[A run of records]
################

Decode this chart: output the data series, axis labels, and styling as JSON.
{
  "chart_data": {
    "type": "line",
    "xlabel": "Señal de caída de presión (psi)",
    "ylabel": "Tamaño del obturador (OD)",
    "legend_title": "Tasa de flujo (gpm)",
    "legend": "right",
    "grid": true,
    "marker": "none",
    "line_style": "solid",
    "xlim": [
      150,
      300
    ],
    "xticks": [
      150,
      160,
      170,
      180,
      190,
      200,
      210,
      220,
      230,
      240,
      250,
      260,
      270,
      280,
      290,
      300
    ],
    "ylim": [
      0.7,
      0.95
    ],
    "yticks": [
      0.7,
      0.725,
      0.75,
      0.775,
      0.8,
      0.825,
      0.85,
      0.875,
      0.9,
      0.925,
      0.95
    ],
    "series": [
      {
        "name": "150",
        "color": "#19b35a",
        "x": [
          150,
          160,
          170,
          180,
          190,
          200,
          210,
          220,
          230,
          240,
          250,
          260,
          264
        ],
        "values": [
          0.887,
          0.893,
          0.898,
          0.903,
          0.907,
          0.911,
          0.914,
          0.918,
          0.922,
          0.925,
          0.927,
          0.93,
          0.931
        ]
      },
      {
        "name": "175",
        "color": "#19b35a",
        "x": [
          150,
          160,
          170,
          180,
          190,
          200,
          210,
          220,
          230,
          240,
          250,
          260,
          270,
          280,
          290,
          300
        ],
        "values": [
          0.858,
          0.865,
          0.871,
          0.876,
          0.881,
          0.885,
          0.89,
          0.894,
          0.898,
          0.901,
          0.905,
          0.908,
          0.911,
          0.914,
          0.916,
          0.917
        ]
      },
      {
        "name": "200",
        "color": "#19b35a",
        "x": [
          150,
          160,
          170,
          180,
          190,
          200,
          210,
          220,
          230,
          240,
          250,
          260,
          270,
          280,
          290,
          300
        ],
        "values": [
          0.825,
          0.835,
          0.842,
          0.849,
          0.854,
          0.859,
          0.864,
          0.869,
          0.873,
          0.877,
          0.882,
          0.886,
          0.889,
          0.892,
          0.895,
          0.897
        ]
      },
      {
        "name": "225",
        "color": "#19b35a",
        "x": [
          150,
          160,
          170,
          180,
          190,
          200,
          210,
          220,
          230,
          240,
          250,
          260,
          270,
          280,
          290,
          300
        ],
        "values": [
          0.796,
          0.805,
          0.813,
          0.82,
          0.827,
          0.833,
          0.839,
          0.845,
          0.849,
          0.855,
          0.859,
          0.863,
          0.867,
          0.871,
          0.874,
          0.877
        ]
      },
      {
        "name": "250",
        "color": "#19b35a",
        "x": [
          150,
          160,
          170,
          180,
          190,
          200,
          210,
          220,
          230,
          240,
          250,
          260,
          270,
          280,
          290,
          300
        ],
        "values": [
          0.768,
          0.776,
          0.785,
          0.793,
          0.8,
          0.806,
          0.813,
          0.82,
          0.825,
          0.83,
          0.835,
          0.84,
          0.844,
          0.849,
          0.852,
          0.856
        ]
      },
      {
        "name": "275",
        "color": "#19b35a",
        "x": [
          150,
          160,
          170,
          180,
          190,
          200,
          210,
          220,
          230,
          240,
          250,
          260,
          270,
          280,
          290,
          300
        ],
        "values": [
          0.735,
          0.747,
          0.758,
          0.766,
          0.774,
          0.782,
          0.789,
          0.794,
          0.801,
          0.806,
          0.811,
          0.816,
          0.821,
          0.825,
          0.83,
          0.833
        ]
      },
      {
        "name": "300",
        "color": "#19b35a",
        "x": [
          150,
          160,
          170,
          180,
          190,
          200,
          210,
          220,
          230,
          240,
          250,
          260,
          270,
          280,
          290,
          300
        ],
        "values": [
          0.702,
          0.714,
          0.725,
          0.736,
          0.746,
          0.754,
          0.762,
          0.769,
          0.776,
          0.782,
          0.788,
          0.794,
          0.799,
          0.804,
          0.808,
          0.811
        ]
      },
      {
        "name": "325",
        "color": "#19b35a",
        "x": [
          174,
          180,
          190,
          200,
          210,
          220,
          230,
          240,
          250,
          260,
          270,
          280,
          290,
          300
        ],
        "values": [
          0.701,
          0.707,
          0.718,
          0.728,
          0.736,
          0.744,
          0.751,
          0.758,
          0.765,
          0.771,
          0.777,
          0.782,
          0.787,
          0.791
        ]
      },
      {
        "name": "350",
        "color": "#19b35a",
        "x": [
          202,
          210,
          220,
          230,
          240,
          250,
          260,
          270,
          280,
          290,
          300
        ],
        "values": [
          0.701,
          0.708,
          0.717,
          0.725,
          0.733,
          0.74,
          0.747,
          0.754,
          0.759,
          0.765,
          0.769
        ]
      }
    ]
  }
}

################

# Challenge
Copy every line of the listing that contains the word "name".

# Response for this exercise
        "name": "150",
        "name": "175",
        "name": "200",
        "name": "225",
        "name": "250",
        "name": "275",
        "name": "300",
        "name": "325",
        "name": "350",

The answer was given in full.